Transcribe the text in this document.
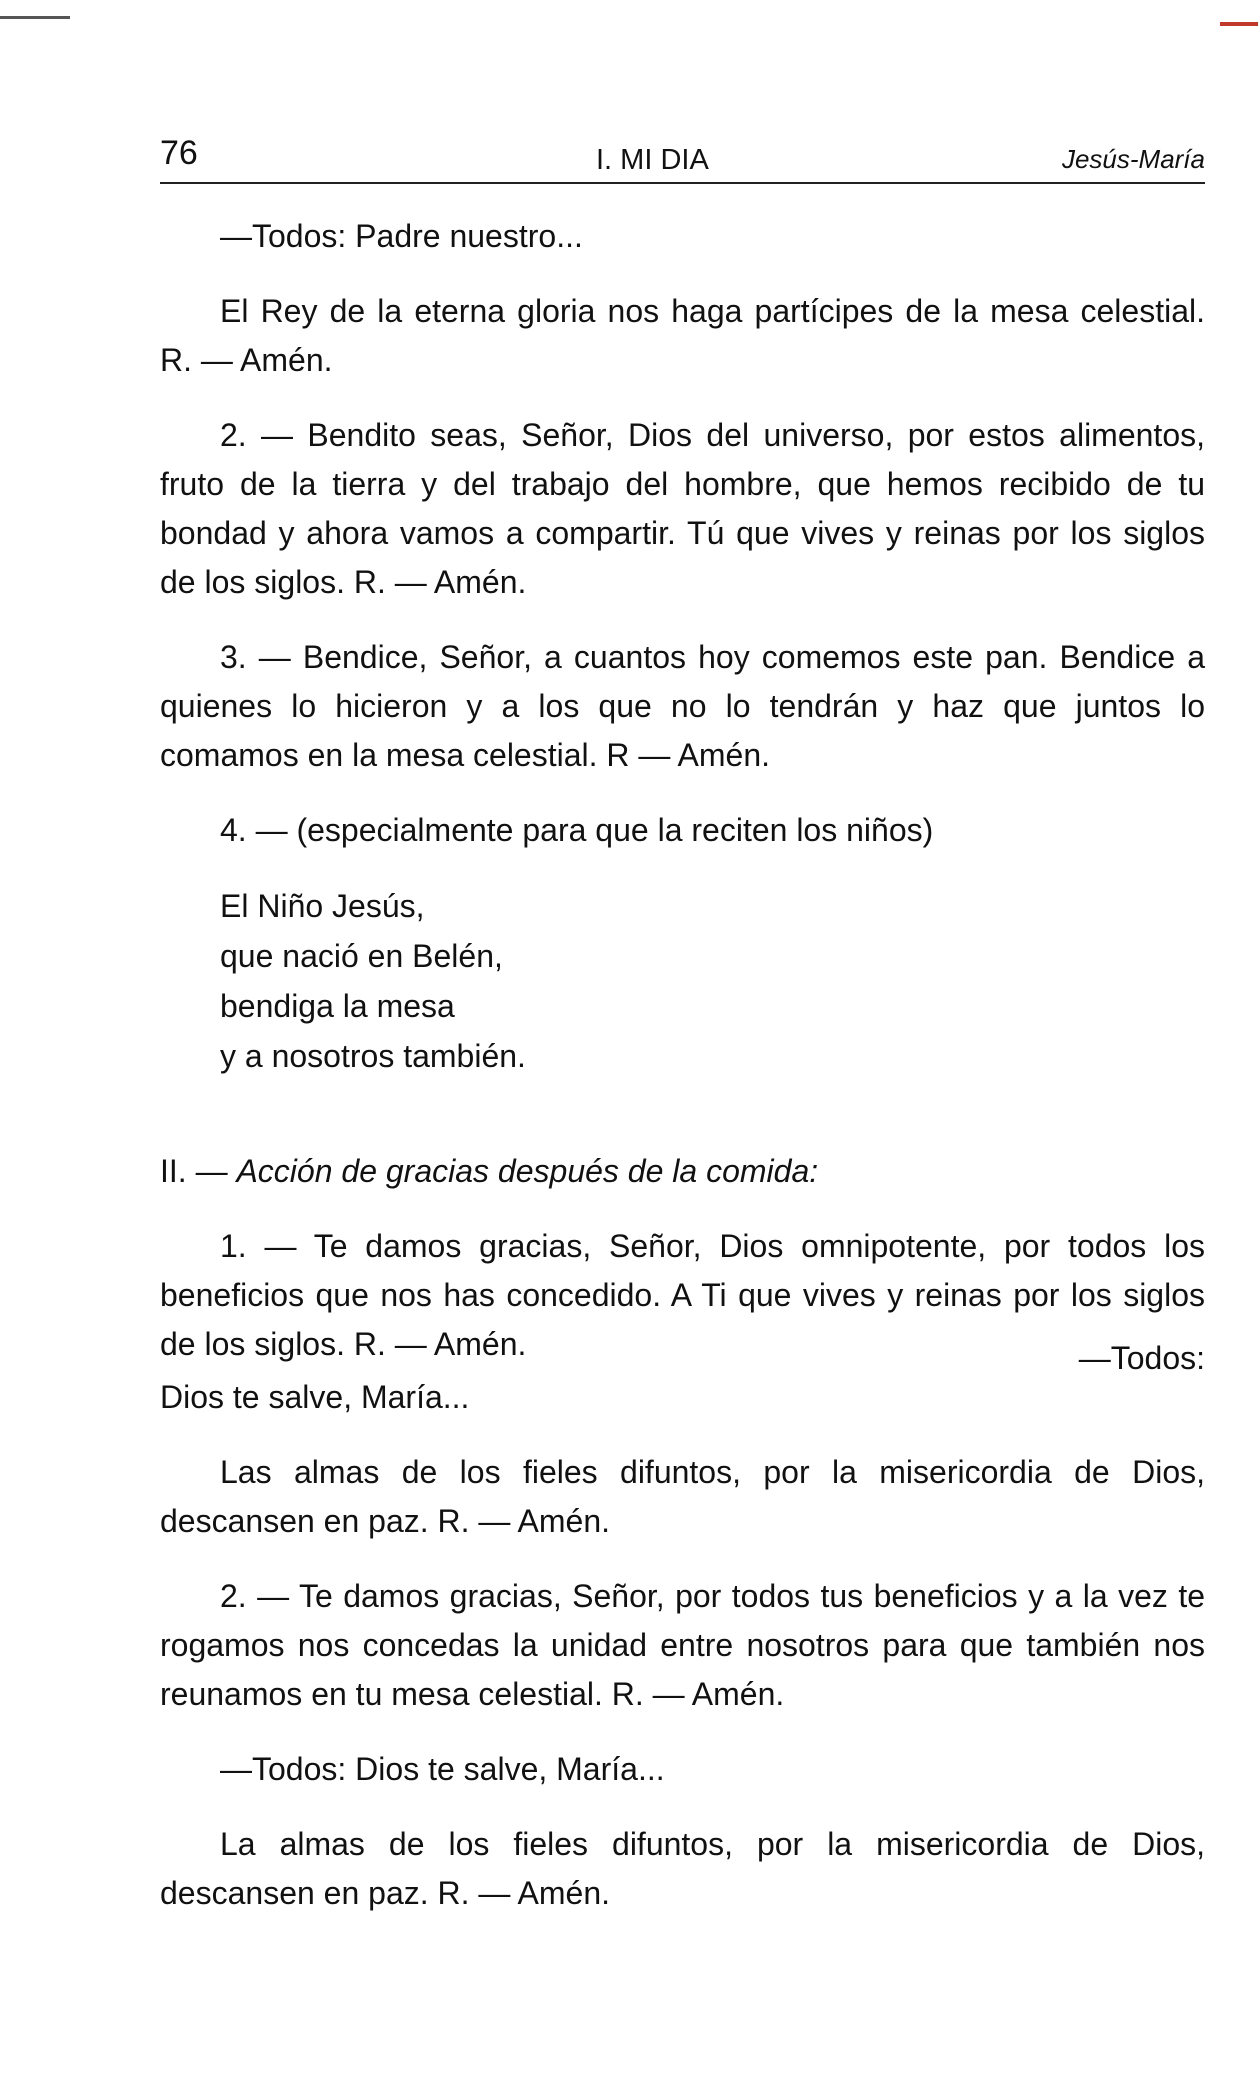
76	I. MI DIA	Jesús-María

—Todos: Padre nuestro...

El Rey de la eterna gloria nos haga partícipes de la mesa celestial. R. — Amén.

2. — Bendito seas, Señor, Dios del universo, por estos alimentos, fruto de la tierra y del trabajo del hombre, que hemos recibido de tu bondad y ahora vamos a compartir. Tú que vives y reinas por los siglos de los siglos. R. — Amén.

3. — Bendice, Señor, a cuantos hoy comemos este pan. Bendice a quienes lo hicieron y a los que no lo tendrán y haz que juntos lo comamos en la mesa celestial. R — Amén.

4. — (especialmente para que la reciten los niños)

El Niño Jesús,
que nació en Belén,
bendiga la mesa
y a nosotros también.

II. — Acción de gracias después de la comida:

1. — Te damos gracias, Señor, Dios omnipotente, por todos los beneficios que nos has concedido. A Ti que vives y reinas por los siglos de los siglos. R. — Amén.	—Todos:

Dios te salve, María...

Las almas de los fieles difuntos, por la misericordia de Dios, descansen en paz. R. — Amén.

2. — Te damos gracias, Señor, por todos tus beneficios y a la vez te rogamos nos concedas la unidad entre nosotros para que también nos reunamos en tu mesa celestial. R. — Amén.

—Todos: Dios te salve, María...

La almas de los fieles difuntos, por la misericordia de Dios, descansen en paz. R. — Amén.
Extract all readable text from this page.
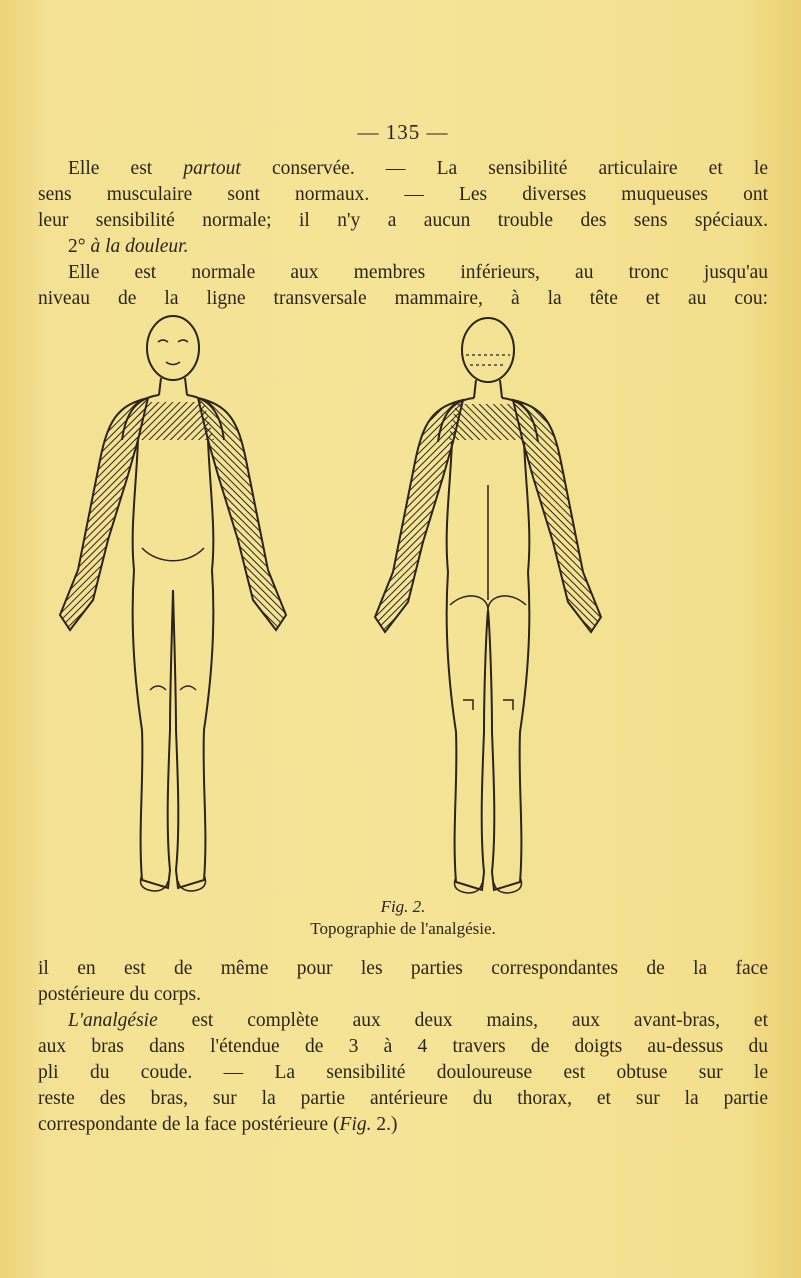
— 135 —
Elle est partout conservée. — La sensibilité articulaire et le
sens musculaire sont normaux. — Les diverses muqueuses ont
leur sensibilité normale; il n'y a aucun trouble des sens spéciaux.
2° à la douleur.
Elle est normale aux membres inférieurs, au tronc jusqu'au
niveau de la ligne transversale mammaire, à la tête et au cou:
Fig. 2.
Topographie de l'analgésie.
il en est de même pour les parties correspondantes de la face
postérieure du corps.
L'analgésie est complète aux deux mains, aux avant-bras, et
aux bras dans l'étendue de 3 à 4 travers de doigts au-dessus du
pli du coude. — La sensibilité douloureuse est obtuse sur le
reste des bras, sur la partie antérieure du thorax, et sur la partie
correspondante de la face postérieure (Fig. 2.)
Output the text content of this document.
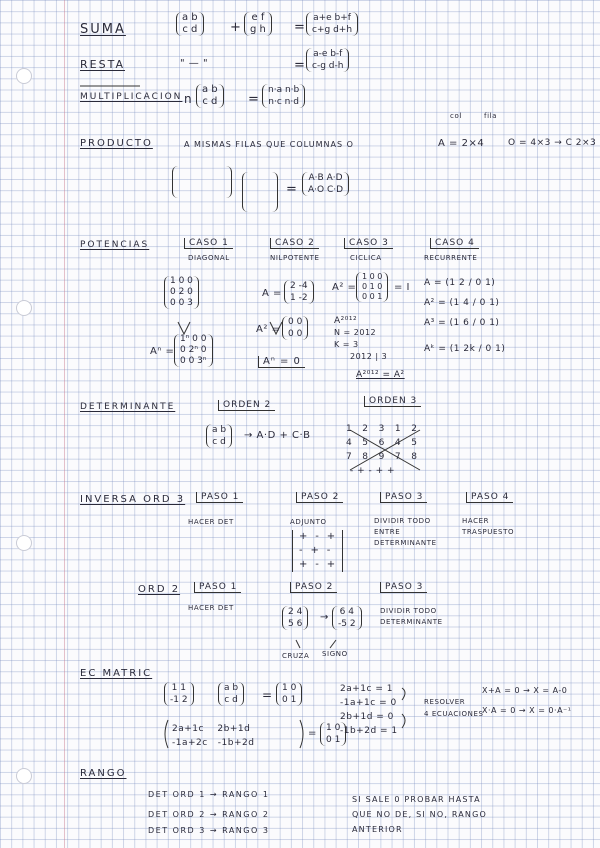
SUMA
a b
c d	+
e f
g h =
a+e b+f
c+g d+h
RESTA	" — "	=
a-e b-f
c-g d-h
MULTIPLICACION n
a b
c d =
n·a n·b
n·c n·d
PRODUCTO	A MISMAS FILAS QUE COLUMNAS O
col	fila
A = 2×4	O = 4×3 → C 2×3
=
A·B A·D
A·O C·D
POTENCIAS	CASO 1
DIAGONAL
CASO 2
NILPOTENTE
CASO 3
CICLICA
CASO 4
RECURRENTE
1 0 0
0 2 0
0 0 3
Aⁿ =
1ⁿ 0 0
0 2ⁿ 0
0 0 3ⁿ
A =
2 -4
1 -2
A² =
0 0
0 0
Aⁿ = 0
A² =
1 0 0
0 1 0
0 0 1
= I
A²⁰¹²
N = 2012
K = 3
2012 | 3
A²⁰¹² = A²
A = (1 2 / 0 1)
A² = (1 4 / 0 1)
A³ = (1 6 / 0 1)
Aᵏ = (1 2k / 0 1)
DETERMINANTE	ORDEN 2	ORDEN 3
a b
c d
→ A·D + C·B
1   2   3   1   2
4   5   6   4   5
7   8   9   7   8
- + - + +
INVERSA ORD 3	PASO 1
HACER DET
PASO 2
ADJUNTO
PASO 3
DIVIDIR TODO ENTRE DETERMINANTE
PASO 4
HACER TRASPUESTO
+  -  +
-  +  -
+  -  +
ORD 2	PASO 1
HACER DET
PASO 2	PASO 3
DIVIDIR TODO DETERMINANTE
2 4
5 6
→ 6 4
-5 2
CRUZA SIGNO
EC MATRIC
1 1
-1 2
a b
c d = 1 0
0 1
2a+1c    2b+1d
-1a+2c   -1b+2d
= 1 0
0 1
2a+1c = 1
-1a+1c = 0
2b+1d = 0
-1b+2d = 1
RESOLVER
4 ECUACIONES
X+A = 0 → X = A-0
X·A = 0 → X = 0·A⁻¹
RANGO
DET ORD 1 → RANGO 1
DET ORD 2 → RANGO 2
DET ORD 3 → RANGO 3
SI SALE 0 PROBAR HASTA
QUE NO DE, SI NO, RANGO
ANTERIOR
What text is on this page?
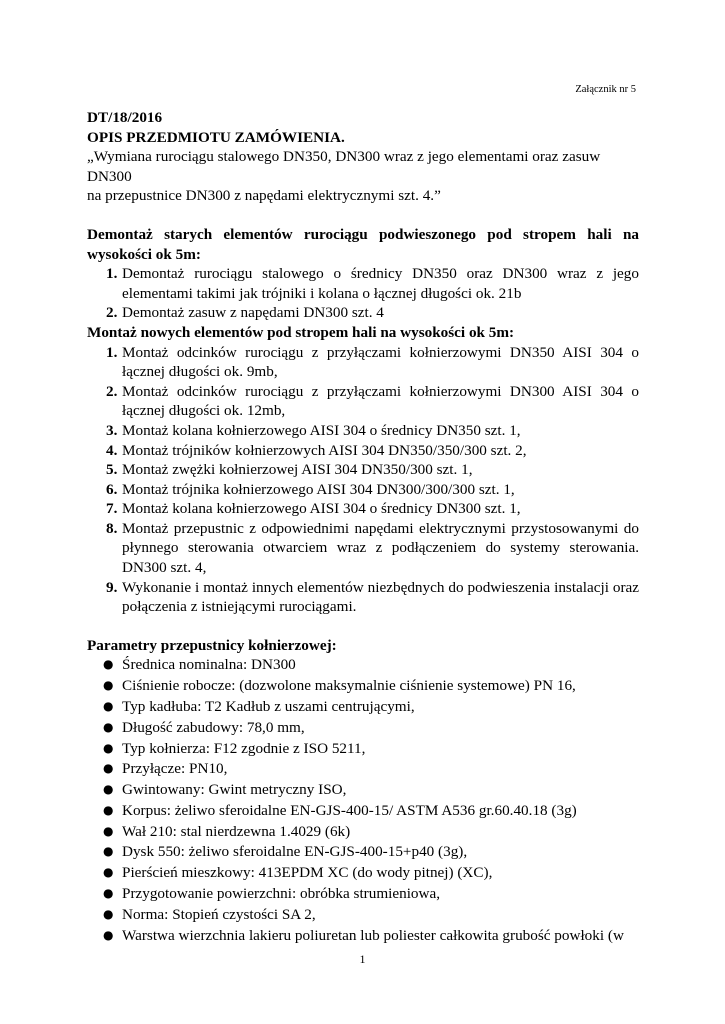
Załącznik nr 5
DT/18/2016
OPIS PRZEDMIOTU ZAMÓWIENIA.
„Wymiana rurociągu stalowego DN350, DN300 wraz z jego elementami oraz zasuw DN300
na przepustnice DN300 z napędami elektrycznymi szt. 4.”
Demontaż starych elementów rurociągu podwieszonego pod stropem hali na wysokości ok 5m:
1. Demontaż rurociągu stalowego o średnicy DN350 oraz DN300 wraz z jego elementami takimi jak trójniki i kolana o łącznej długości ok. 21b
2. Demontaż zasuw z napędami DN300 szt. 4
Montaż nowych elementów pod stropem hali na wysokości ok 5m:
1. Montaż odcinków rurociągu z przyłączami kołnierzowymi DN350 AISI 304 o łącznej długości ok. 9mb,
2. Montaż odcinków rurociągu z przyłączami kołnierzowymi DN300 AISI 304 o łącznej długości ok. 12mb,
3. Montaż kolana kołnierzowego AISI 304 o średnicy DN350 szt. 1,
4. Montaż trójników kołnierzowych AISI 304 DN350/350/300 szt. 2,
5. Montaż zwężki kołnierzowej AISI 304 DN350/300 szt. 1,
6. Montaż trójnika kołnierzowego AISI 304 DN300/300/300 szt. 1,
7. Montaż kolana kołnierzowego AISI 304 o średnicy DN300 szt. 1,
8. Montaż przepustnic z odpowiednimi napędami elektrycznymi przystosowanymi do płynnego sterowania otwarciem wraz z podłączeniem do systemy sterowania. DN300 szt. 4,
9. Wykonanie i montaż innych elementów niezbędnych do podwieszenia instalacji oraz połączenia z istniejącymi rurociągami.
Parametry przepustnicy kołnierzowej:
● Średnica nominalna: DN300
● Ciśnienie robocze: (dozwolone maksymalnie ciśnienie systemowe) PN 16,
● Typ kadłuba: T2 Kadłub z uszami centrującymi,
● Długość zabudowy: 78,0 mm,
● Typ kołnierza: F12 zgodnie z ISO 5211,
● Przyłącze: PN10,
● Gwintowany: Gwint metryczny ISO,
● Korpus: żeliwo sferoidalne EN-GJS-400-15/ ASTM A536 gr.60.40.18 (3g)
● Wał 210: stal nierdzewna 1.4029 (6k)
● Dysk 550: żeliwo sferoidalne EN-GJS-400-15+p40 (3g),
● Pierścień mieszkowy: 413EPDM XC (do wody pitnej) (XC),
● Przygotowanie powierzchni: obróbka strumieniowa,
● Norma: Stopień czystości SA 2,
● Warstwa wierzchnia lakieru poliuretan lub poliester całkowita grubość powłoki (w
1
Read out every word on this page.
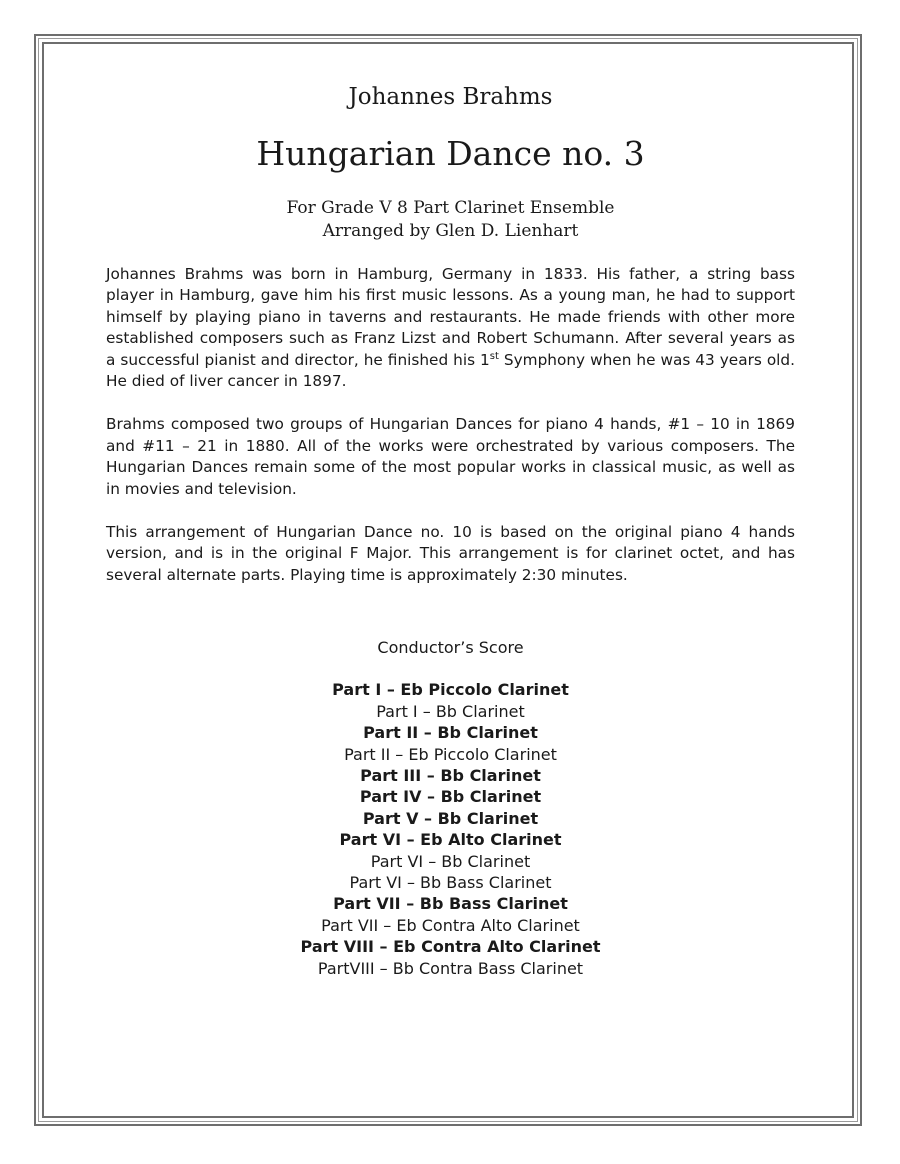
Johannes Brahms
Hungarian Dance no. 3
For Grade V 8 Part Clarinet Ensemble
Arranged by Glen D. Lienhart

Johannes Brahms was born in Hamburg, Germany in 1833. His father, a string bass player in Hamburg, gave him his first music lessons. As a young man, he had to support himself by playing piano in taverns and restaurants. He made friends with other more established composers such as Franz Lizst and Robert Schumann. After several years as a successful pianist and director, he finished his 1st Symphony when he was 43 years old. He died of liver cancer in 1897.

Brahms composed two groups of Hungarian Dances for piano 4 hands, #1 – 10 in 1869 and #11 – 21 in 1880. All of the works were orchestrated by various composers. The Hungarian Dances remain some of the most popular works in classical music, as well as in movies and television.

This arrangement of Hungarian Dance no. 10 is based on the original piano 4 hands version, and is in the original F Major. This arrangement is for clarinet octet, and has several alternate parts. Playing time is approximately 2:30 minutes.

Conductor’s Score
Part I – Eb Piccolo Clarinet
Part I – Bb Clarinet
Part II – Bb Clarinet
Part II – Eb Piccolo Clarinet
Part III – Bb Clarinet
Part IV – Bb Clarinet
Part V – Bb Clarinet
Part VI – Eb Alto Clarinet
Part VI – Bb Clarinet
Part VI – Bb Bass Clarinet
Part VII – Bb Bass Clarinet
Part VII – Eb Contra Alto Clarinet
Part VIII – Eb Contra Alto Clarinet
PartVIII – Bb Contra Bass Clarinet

WHAT THE TASK REQUIRES »
Copy the lines from the entries above in which the word "elektrycznymi" appears.

EXERCISE RESULT »
na przepustnice DN300 z napędami elektrycznymi szt. 4.”
8. Montaż przepustnic z odpowiednimi napędami elektrycznymi przystosowanymi do płynnego sterowania otwarciem wraz z podłączeniem do systemy sterowania. DN300 szt. 4,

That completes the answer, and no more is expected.